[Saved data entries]
______

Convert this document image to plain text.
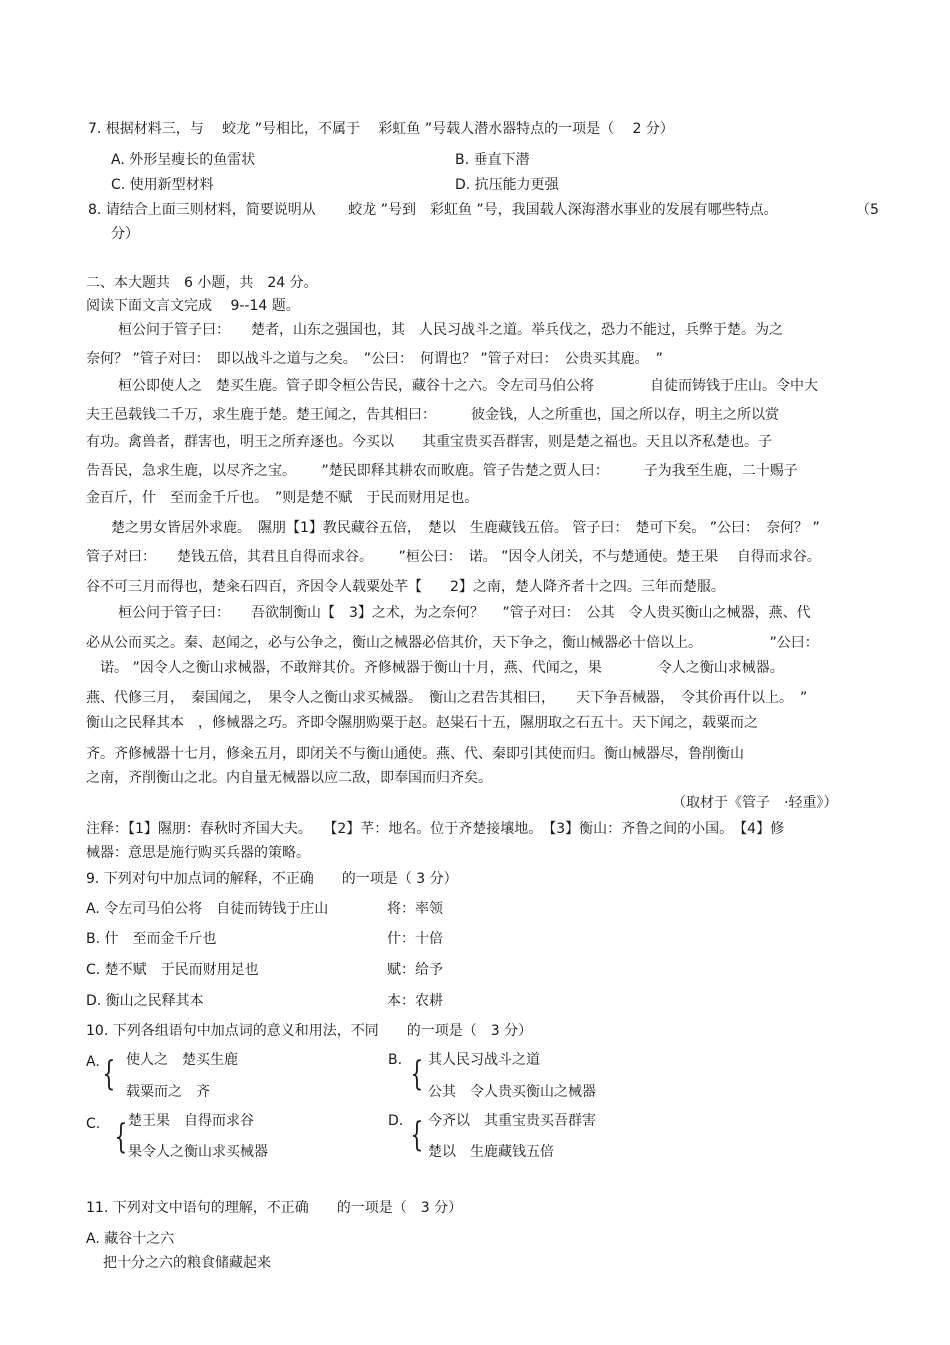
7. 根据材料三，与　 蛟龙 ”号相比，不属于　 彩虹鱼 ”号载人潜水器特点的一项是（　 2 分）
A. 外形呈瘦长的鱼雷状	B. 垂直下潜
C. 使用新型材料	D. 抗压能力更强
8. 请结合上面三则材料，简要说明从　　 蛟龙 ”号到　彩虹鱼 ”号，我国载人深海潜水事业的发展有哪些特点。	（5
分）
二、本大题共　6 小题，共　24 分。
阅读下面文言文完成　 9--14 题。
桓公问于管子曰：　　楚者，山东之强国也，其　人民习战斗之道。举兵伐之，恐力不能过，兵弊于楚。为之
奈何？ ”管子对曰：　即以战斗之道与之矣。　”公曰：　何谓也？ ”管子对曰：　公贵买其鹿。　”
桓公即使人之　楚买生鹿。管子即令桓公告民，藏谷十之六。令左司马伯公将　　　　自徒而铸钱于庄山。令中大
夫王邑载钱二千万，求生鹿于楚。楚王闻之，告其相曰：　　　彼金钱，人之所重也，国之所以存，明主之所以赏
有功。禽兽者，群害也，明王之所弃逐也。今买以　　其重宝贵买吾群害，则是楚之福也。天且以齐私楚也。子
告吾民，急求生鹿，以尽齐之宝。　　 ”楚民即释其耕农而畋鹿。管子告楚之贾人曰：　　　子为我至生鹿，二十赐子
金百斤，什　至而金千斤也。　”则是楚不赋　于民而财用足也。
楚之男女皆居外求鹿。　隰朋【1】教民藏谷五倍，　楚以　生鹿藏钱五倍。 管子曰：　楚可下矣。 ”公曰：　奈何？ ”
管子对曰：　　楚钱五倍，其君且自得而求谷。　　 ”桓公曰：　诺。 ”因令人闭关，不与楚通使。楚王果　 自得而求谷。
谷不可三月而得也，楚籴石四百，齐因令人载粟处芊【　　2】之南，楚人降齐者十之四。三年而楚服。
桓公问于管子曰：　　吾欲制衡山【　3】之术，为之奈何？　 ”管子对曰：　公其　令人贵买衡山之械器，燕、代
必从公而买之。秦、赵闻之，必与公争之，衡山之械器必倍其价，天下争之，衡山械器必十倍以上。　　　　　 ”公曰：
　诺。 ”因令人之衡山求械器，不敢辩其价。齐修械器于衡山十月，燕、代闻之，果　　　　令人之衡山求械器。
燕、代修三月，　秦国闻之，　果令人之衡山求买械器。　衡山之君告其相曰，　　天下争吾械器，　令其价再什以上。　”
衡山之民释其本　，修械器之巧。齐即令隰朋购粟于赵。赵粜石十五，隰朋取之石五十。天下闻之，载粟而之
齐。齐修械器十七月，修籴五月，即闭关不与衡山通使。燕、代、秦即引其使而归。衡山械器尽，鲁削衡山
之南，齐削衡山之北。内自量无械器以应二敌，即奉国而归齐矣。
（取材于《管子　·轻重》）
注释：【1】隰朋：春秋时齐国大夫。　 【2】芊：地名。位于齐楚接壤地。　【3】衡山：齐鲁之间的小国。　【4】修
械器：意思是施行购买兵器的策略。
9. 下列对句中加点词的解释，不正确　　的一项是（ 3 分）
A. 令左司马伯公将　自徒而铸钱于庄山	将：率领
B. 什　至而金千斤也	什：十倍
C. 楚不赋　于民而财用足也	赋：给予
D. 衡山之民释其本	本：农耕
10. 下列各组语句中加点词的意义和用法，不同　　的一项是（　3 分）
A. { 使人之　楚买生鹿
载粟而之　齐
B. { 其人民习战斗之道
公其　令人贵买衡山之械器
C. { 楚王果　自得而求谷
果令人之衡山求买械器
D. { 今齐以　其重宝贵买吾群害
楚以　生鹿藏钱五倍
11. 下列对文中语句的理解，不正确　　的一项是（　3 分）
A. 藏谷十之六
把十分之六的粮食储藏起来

______

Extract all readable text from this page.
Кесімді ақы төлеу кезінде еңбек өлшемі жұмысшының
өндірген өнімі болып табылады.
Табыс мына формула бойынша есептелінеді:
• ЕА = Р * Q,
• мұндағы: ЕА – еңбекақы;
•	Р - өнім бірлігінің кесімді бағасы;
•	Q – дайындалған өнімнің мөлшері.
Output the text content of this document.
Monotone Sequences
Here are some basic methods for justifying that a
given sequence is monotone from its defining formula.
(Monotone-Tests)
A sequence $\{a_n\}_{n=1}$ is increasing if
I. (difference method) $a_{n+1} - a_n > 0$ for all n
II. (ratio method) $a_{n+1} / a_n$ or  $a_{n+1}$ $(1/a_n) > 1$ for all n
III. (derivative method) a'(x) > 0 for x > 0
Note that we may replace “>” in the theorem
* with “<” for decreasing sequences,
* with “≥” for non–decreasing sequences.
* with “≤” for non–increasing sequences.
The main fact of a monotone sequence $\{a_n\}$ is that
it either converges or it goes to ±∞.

______

EXERCISE REQUIREMENTS
Find the lines with the string "于民而财用足也" and reproduce them.

FULL OUTPUT
金百斤，什　至而金千斤也。　”则是楚不赋　于民而财用足也。
C. 楚不赋　于民而财用足也	赋：给予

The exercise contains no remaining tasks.